_Exercise:_ Using the data beneath, show every line that includes the word "следующей".
Begin Dataset
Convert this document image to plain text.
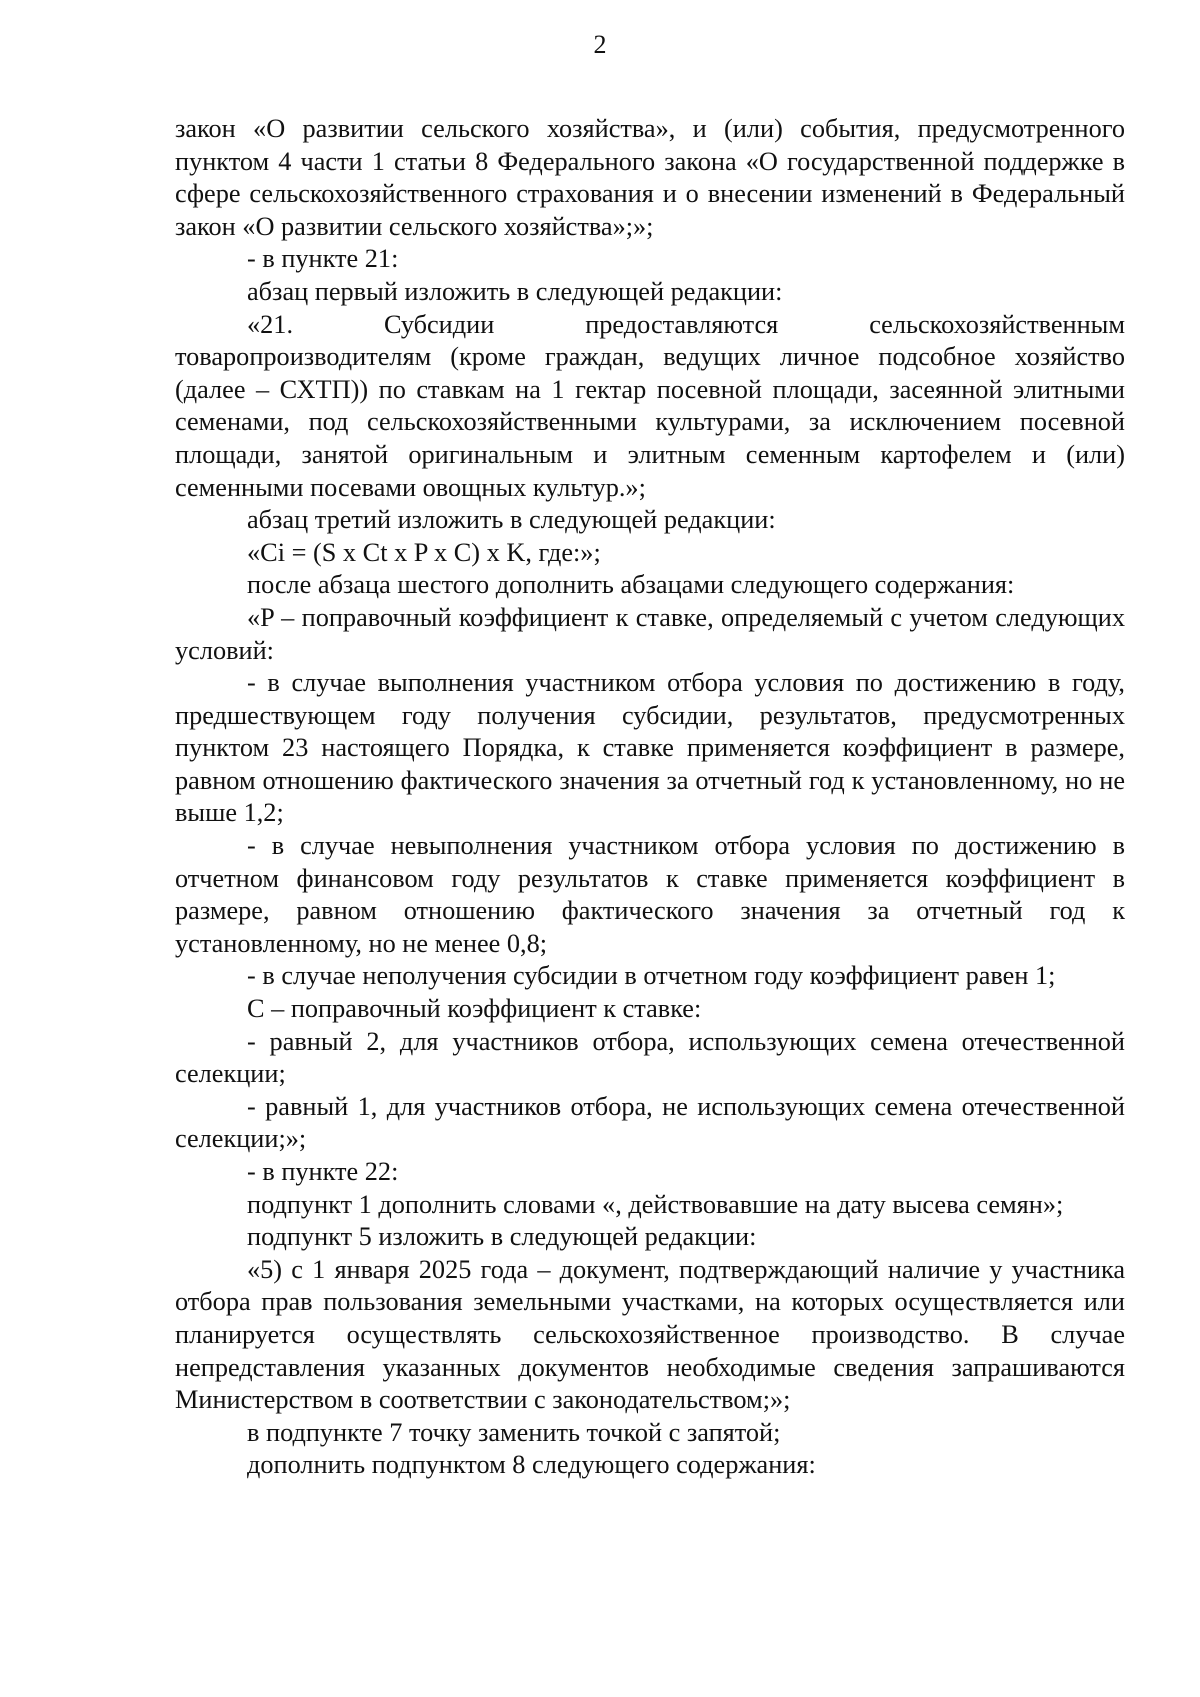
2

закон «О развитии сельского хозяйства», и (или) события, предусмотренного пунктом 4 части 1 статьи 8 Федерального закона «О государственной поддержке в сфере сельскохозяйственного страхования и о внесении изменений в Федеральный закон «О развитии сельского хозяйства»;»;

- в пункте 21:

абзац первый изложить в следующей редакции:

«21. Субсидии предоставляются сельскохозяйственным товаропроизводителям (кроме граждан, ведущих личное подсобное хозяйство (далее – СХТП)) по ставкам на 1 гектар посевной площади, засеянной элитными семенами, под сельскохозяйственными культурами, за исключением посевной площади, занятой оригинальным и элитным семенным картофелем и (или) семенными посевами овощных культур.»;

абзац третий изложить в следующей редакции:

«Ci = (S x Ct x P x C) x K, где:»;

после абзаца шестого дополнить абзацами следующего содержания:

«P – поправочный коэффициент к ставке, определяемый с учетом следующих условий:

- в случае выполнения участником отбора условия по достижению в году, предшествующем году получения субсидии, результатов, предусмотренных пунктом 23 настоящего Порядка, к ставке применяется коэффициент в размере, равном отношению фактического значения за отчетный год к установленному, но не выше 1,2;

- в случае невыполнения участником отбора условия по достижению в отчетном финансовом году результатов к ставке применяется коэффициент в размере, равном отношению фактического значения за отчетный год к установленному, но не менее 0,8;

- в случае неполучения субсидии в отчетном году коэффициент равен 1;

С – поправочный коэффициент к ставке:

- равный 2, для участников отбора, использующих семена отечественной селекции;

- равный 1, для участников отбора, не использующих семена отечественной селекции;»;

- в пункте 22:

подпункт 1 дополнить словами «, действовавшие на дату высева семян»;

подпункт 5 изложить в следующей редакции:

«5) с 1 января 2025 года – документ, подтверждающий наличие у участника отбора прав пользования земельными участками, на которых осуществляется или планируется осуществлять сельскохозяйственное производство. В случае непредставления указанных документов необходимые сведения запрашиваются Министерством в соответствии с законодательством;»;

в подпункте 7 точку заменить точкой с запятой;

дополнить подпунктом 8 следующего содержания:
End Dataset
_Finished task:_
абзац первый изложить в следующей редакции:
абзац третий изложить в следующей редакции:
подпункт 5 изложить в следующей редакции:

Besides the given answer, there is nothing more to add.